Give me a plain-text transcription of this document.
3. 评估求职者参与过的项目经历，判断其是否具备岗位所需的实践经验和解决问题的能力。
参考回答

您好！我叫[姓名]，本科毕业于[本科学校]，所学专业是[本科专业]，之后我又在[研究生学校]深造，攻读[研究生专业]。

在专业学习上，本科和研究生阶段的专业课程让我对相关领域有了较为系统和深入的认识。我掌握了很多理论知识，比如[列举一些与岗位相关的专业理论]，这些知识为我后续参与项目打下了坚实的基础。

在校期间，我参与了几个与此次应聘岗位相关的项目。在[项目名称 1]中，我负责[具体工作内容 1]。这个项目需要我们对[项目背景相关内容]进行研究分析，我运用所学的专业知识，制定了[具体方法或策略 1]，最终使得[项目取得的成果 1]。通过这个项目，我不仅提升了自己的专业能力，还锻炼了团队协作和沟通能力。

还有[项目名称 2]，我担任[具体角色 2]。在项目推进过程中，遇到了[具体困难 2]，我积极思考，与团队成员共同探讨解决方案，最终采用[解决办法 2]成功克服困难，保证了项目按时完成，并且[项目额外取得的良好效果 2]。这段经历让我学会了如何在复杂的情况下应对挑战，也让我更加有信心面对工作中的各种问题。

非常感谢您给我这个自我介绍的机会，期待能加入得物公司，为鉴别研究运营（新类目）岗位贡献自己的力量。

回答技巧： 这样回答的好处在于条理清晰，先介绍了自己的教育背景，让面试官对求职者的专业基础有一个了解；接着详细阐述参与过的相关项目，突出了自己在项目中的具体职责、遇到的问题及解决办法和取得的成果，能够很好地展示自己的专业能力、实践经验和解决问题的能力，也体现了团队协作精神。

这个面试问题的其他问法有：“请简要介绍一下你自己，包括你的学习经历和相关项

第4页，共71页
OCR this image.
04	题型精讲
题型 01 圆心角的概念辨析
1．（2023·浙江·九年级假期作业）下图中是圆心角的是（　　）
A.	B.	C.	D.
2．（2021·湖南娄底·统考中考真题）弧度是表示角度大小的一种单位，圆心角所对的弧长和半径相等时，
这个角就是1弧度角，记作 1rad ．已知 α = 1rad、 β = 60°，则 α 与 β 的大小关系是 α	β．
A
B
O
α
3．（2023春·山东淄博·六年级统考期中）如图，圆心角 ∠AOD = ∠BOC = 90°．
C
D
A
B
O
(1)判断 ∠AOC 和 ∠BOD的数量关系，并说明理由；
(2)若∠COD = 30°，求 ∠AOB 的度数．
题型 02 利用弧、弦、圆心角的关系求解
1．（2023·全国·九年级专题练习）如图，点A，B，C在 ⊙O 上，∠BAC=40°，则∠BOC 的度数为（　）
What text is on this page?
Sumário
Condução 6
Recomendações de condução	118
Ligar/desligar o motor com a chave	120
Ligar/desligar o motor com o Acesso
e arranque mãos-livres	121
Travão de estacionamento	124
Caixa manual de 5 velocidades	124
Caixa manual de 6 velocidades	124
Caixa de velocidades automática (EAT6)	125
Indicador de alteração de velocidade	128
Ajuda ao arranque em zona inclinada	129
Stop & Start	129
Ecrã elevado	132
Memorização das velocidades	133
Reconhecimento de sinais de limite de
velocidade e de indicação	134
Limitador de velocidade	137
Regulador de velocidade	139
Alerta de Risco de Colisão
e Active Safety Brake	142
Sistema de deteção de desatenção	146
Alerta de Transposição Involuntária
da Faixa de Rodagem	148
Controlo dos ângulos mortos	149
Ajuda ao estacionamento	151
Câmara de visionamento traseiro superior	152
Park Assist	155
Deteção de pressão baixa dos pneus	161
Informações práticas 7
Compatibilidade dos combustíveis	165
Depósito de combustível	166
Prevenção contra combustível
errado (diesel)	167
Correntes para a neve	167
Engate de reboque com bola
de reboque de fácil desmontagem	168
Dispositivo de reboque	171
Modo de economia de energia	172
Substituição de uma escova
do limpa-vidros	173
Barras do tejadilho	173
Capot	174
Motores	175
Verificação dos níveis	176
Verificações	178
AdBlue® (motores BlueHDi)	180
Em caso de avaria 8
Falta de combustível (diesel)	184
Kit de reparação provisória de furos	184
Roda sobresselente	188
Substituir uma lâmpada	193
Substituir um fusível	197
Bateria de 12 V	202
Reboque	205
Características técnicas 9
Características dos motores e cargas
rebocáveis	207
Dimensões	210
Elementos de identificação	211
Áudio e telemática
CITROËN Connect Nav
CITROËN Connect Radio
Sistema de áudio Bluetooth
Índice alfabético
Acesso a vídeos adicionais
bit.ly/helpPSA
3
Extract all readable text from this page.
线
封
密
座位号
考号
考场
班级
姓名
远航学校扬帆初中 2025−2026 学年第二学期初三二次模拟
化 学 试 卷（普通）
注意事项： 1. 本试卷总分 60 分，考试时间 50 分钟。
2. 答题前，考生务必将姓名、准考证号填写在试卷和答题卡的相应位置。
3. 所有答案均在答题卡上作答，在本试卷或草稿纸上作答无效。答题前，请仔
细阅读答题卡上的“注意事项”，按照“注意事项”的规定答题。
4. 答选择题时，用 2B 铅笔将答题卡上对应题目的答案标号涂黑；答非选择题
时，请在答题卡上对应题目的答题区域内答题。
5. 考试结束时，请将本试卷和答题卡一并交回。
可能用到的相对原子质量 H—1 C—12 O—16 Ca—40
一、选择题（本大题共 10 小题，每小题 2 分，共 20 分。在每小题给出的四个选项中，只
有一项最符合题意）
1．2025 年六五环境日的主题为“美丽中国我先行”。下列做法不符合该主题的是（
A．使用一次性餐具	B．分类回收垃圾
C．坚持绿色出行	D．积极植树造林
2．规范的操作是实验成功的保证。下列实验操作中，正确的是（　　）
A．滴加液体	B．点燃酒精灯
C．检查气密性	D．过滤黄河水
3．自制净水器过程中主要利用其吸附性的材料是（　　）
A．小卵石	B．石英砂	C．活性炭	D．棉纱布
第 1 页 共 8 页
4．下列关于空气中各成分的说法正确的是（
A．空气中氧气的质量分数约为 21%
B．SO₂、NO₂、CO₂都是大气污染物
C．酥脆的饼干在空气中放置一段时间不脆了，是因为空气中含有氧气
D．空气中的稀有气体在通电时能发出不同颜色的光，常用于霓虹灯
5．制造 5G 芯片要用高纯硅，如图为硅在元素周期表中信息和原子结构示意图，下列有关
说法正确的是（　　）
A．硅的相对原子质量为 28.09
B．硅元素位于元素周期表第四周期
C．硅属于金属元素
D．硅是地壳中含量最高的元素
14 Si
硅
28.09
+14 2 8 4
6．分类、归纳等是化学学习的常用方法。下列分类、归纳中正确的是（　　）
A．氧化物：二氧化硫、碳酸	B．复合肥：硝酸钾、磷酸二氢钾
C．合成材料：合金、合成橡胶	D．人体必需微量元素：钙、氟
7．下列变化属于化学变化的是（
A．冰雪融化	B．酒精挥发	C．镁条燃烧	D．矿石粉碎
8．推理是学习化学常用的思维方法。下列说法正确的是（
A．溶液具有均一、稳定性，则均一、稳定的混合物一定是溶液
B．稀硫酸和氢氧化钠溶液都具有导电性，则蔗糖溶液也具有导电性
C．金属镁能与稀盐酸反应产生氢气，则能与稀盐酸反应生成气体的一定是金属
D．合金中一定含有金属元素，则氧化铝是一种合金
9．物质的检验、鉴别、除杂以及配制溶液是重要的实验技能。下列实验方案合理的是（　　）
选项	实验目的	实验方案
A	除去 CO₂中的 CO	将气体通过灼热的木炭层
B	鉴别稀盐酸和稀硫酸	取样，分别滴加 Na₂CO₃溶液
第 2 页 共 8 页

____________

• Problem statement:
Every entry needs to be retyped exactly.

• Worked solution:
Give me a plain-text transcription of this document.
3. 评估求职者参与过的项目经历，判断其是否具备岗位所需的实践经验和解决问题的能力。
参考回答

您好！我叫[姓名]，本科毕业于[本科学校]，所学专业是[本科专业]，之后我又在[研究生学校]深造，攻读[研究生专业]。

在专业学习上，本科和研究生阶段的专业课程让我对相关领域有了较为系统和深入的认识。我掌握了很多理论知识，比如[列举一些与岗位相关的专业理论]，这些知识为我后续参与项目打下了坚实的基础。

在校期间，我参与了几个与此次应聘岗位相关的项目。在[项目名称 1]中，我负责[具体工作内容 1]。这个项目需要我们对[项目背景相关内容]进行研究分析，我运用所学的专业知识，制定了[具体方法或策略 1]，最终使得[项目取得的成果 1]。通过这个项目，我不仅提升了自己的专业能力，还锻炼了团队协作和沟通能力。

还有[项目名称 2]，我担任[具体角色 2]。在项目推进过程中，遇到了[具体困难 2]，我积极思考，与团队成员共同探讨解决方案，最终采用[解决办法 2]成功克服困难，保证了项目按时完成，并且[项目额外取得的良好效果 2]。这段经历让我学会了如何在复杂的情况下应对挑战，也让我更加有信心面对工作中的各种问题。

非常感谢您给我这个自我介绍的机会，期待能加入得物公司，为鉴别研究运营（新类目）岗位贡献自己的力量。

回答技巧： 这样回答的好处在于条理清晰，先介绍了自己的教育背景，让面试官对求职者的专业基础有一个了解；接着详细阐述参与过的相关项目，突出了自己在项目中的具体职责、遇到的问题及解决办法和取得的成果，能够很好地展示自己的专业能力、实践经验和解决问题的能力，也体现了团队协作精神。

这个面试问题的其他问法有：“请简要介绍一下你自己，包括你的学习经历和相关项

第4页，共71页
OCR this image.
04	题型精讲
题型 01 圆心角的概念辨析
1．（2023·浙江·九年级假期作业）下图中是圆心角的是（　　）
A.	B.	C.	D.
2．（2021·湖南娄底·统考中考真题）弧度是表示角度大小的一种单位，圆心角所对的弧长和半径相等时，
这个角就是1弧度角，记作 1rad ．已知 α = 1rad、 β = 60°，则 α 与 β 的大小关系是 α	β．
A
B
O
α
3．（2023春·山东淄博·六年级统考期中）如图，圆心角 ∠AOD = ∠BOC = 90°．
C
D
A
B
O
(1)判断 ∠AOC 和 ∠BOD的数量关系，并说明理由；
(2)若∠COD = 30°，求 ∠AOB 的度数．
题型 02 利用弧、弦、圆心角的关系求解
1．（2023·全国·九年级专题练习）如图，点A，B，C在 ⊙O 上，∠BAC=40°，则∠BOC 的度数为（　）
What text is on this page?
Sumário
Condução 6
Recomendações de condução	118
Ligar/desligar o motor com a chave	120
Ligar/desligar o motor com o Acesso
e arranque mãos-livres	121
Travão de estacionamento	124
Caixa manual de 5 velocidades	124
Caixa manual de 6 velocidades	124
Caixa de velocidades automática (EAT6)	125
Indicador de alteração de velocidade	128
Ajuda ao arranque em zona inclinada	129
Stop & Start	129
Ecrã elevado	132
Memorização das velocidades	133
Reconhecimento de sinais de limite de
velocidade e de indicação	134
Limitador de velocidade	137
Regulador de velocidade	139
Alerta de Risco de Colisão
e Active Safety Brake	142
Sistema de deteção de desatenção	146
Alerta de Transposição Involuntária
da Faixa de Rodagem	148
Controlo dos ângulos mortos	149
Ajuda ao estacionamento	151
Câmara de visionamento traseiro superior	152
Park Assist	155
Deteção de pressão baixa dos pneus	161
Informações práticas 7
Compatibilidade dos combustíveis	165
Depósito de combustível	166
Prevenção contra combustível
errado (diesel)	167
Correntes para a neve	167
Engate de reboque com bola
de reboque de fácil desmontagem	168
Dispositivo de reboque	171
Modo de economia de energia	172
Substituição de uma escova
do limpa-vidros	173
Barras do tejadilho	173
Capot	174
Motores	175
Verificação dos níveis	176
Verificações	178
AdBlue® (motores BlueHDi)	180
Em caso de avaria 8
Falta de combustível (diesel)	184
Kit de reparação provisória de furos	184
Roda sobresselente	188
Substituir uma lâmpada	193
Substituir um fusível	197
Bateria de 12 V	202
Reboque	205
Características técnicas 9
Características dos motores e cargas
rebocáveis	207
Dimensões	210
Elementos de identificação	211
Áudio e telemática
CITROËN Connect Nav
CITROËN Connect Radio
Sistema de áudio Bluetooth
Índice alfabético
Acesso a vídeos adicionais
bit.ly/helpPSA
3
Extract all readable text from this page.
线
封
密
座位号
考号
考场
班级
姓名
远航学校扬帆初中 2025−2026 学年第二学期初三二次模拟
化 学 试 卷（普通）
注意事项： 1. 本试卷总分 60 分，考试时间 50 分钟。
2. 答题前，考生务必将姓名、准考证号填写在试卷和答题卡的相应位置。
3. 所有答案均在答题卡上作答，在本试卷或草稿纸上作答无效。答题前，请仔
细阅读答题卡上的“注意事项”，按照“注意事项”的规定答题。
4. 答选择题时，用 2B 铅笔将答题卡上对应题目的答案标号涂黑；答非选择题
时，请在答题卡上对应题目的答题区域内答题。
5. 考试结束时，请将本试卷和答题卡一并交回。
可能用到的相对原子质量 H—1 C—12 O—16 Ca—40
一、选择题（本大题共 10 小题，每小题 2 分，共 20 分。在每小题给出的四个选项中，只
有一项最符合题意）
1．2025 年六五环境日的主题为“美丽中国我先行”。下列做法不符合该主题的是（
A．使用一次性餐具	B．分类回收垃圾
C．坚持绿色出行	D．积极植树造林
2．规范的操作是实验成功的保证。下列实验操作中，正确的是（　　）
A．滴加液体	B．点燃酒精灯
C．检查气密性	D．过滤黄河水
3．自制净水器过程中主要利用其吸附性的材料是（　　）
A．小卵石	B．石英砂	C．活性炭	D．棉纱布
第 1 页 共 8 页
4．下列关于空气中各成分的说法正确的是（
A．空气中氧气的质量分数约为 21%
B．SO₂、NO₂、CO₂都是大气污染物
C．酥脆的饼干在空气中放置一段时间不脆了，是因为空气中含有氧气
D．空气中的稀有气体在通电时能发出不同颜色的光，常用于霓虹灯
5．制造 5G 芯片要用高纯硅，如图为硅在元素周期表中信息和原子结构示意图，下列有关
说法正确的是（　　）
A．硅的相对原子质量为 28.09
B．硅元素位于元素周期表第四周期
C．硅属于金属元素
D．硅是地壳中含量最高的元素
14 Si
硅
28.09
+14 2 8 4
6．分类、归纳等是化学学习的常用方法。下列分类、归纳中正确的是（　　）
A．氧化物：二氧化硫、碳酸	B．复合肥：硝酸钾、磷酸二氢钾
C．合成材料：合金、合成橡胶	D．人体必需微量元素：钙、氟
7．下列变化属于化学变化的是（
A．冰雪融化	B．酒精挥发	C．镁条燃烧	D．矿石粉碎
8．推理是学习化学常用的思维方法。下列说法正确的是（
A．溶液具有均一、稳定性，则均一、稳定的混合物一定是溶液
B．稀硫酸和氢氧化钠溶液都具有导电性，则蔗糖溶液也具有导电性
C．金属镁能与稀盐酸反应产生氢气，则能与稀盐酸反应生成气体的一定是金属
D．合金中一定含有金属元素，则氧化铝是一种合金
9．物质的检验、鉴别、除杂以及配制溶液是重要的实验技能。下列实验方案合理的是（　　）
选项	实验目的	实验方案
A	除去 CO₂中的 CO	将气体通过灼热的木炭层
B	鉴别稀盐酸和稀硫酸	取样，分别滴加 Na₂CO₃溶液
第 2 页 共 8 页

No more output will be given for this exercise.